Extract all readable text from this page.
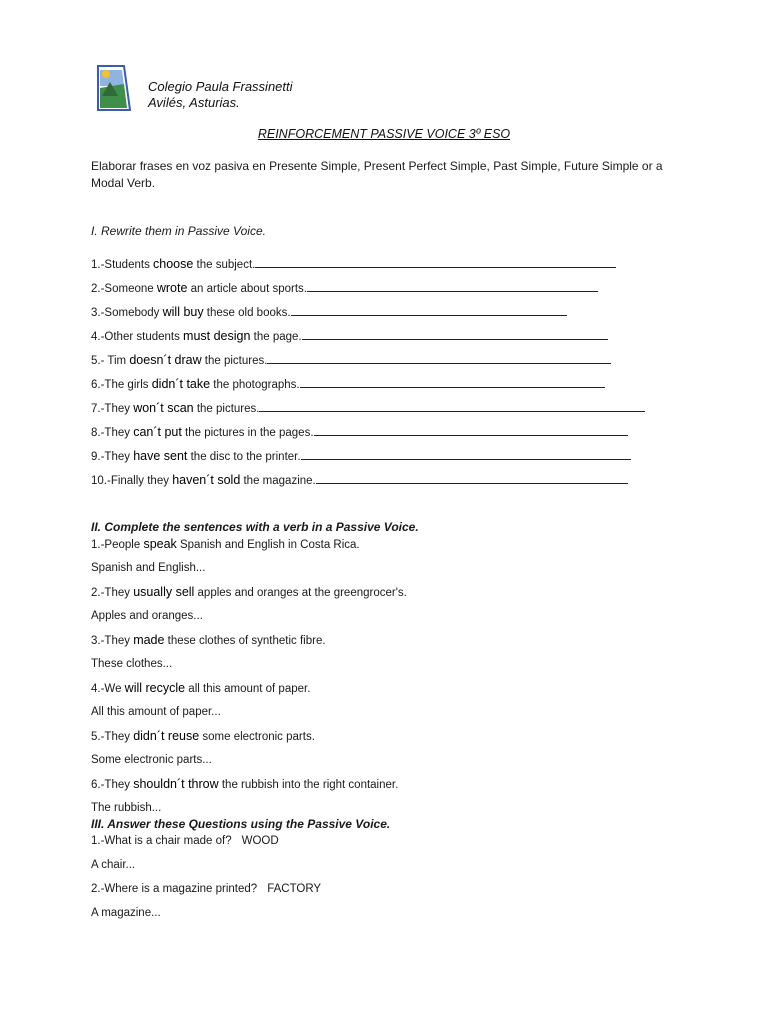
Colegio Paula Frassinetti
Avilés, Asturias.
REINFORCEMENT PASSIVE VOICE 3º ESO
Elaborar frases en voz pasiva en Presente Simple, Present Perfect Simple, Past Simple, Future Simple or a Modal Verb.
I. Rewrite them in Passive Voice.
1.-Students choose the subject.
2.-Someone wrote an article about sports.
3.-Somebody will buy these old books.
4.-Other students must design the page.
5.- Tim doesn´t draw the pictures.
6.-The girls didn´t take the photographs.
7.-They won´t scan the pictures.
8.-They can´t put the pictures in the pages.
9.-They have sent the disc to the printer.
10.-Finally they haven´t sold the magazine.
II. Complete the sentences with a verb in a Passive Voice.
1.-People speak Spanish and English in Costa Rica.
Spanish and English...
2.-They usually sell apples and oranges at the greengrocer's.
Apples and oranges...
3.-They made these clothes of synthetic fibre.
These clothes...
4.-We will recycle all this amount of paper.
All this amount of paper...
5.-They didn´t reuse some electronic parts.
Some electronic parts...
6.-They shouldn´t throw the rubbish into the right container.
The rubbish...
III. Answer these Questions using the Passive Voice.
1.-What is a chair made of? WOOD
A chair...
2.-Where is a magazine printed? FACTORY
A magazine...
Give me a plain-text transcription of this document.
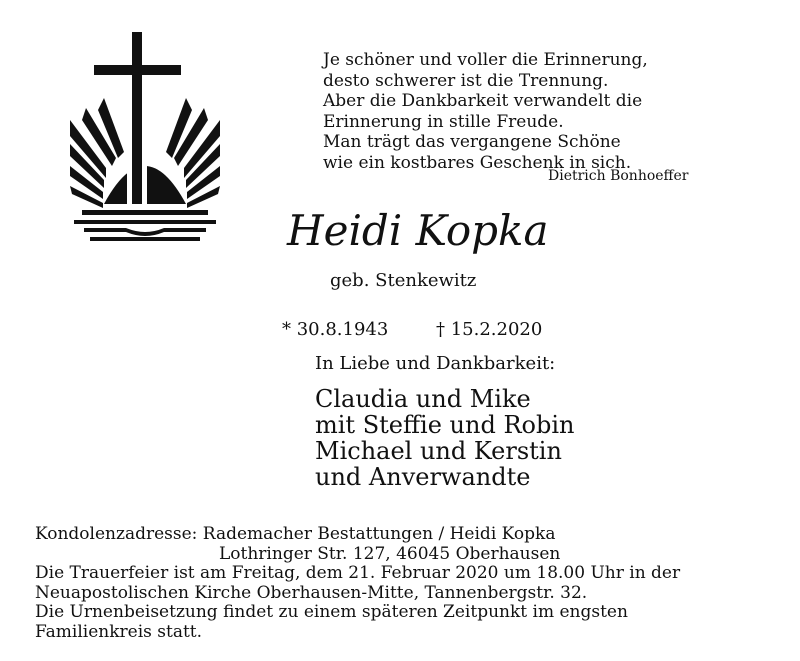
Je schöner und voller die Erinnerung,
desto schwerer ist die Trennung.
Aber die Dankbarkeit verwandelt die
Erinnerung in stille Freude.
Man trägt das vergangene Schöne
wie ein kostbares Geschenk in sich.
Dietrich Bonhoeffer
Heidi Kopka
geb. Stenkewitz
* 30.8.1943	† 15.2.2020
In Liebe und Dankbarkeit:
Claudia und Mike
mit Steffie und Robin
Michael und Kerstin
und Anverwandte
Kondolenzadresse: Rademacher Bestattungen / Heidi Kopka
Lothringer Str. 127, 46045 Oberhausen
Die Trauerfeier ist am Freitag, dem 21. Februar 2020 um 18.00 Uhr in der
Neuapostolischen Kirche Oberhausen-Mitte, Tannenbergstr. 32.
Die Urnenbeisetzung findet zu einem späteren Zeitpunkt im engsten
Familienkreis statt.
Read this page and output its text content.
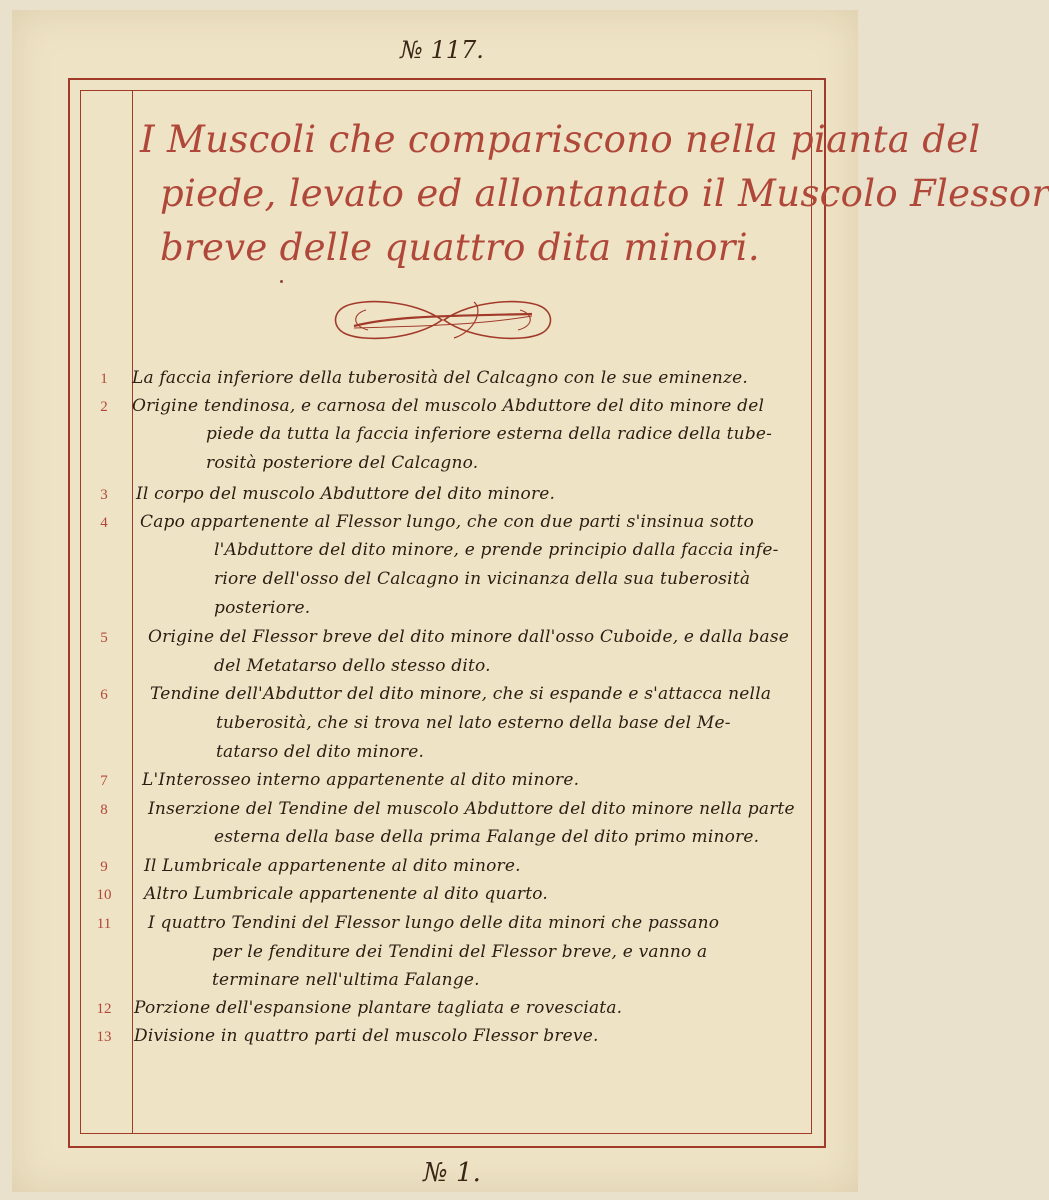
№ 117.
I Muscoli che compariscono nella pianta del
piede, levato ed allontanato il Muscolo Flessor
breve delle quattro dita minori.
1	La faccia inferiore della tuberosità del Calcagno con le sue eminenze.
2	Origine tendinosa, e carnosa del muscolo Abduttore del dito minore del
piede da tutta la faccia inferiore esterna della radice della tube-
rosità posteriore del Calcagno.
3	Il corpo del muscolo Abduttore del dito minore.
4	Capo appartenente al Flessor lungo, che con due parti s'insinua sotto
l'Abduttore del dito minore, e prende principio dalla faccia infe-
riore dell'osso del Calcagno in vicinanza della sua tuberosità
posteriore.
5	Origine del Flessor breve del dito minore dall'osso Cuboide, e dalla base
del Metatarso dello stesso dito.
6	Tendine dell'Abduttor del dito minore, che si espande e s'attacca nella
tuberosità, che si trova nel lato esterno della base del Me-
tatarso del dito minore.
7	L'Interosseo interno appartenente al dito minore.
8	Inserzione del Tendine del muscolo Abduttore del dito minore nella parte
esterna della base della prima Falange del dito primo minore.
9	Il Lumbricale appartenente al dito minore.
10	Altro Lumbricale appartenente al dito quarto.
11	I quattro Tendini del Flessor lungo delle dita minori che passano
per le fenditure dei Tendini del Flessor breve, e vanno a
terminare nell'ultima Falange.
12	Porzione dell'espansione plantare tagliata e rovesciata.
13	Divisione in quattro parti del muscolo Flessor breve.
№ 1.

====

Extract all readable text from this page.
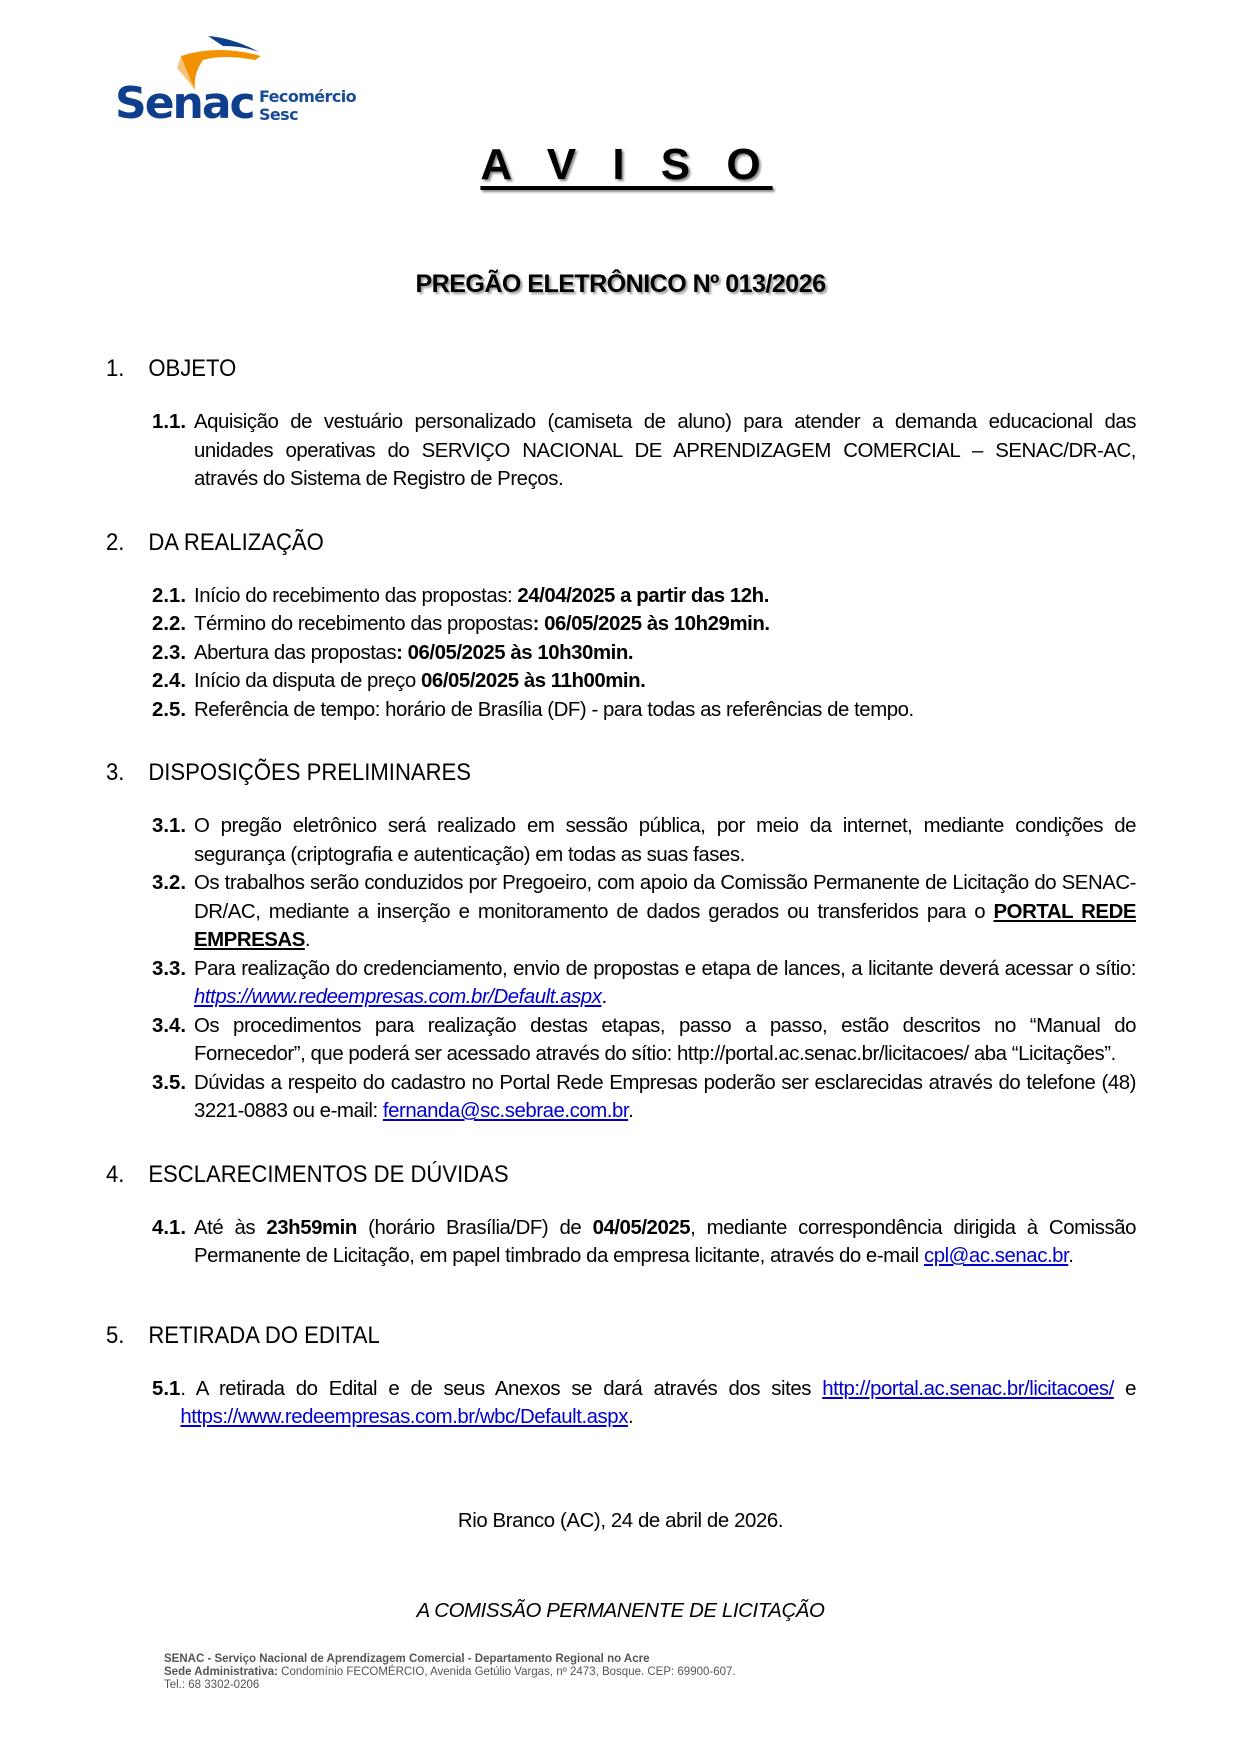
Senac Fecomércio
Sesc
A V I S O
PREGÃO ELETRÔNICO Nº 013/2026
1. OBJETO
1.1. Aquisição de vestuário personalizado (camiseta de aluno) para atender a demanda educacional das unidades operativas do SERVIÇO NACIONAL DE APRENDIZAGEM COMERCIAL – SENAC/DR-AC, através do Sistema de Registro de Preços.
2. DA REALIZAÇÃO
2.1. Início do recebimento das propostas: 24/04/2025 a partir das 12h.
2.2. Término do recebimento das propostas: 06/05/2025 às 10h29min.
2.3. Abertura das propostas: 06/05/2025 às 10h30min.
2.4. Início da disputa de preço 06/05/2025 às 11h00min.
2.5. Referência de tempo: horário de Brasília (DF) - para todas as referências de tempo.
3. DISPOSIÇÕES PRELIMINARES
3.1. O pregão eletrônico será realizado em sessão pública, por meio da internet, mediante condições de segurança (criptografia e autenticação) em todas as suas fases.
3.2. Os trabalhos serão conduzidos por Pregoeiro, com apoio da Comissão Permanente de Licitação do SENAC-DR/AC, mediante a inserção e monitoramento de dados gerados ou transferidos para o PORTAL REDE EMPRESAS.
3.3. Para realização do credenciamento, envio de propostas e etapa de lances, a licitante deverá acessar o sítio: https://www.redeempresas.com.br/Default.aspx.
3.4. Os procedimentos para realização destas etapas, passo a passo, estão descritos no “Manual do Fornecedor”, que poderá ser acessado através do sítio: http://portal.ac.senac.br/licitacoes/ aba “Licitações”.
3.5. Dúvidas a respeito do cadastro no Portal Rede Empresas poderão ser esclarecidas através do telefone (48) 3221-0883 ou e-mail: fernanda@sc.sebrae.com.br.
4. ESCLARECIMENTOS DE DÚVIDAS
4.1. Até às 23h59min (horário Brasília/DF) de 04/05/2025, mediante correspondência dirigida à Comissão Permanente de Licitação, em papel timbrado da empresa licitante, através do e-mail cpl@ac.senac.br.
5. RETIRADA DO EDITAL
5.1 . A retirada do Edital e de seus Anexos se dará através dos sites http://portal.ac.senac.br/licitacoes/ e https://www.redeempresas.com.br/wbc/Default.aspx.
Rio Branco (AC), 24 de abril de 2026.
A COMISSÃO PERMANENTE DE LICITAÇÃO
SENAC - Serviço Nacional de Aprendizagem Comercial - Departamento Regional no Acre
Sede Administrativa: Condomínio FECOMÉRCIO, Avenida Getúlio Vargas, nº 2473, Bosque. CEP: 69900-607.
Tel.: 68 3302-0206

====

• _Exercise_
Extract each line from the entries above that contains the string "Erinnerung".

• _Written answer_
Je schöner und voller die Erinnerung,
Erinnerung in stille Freude.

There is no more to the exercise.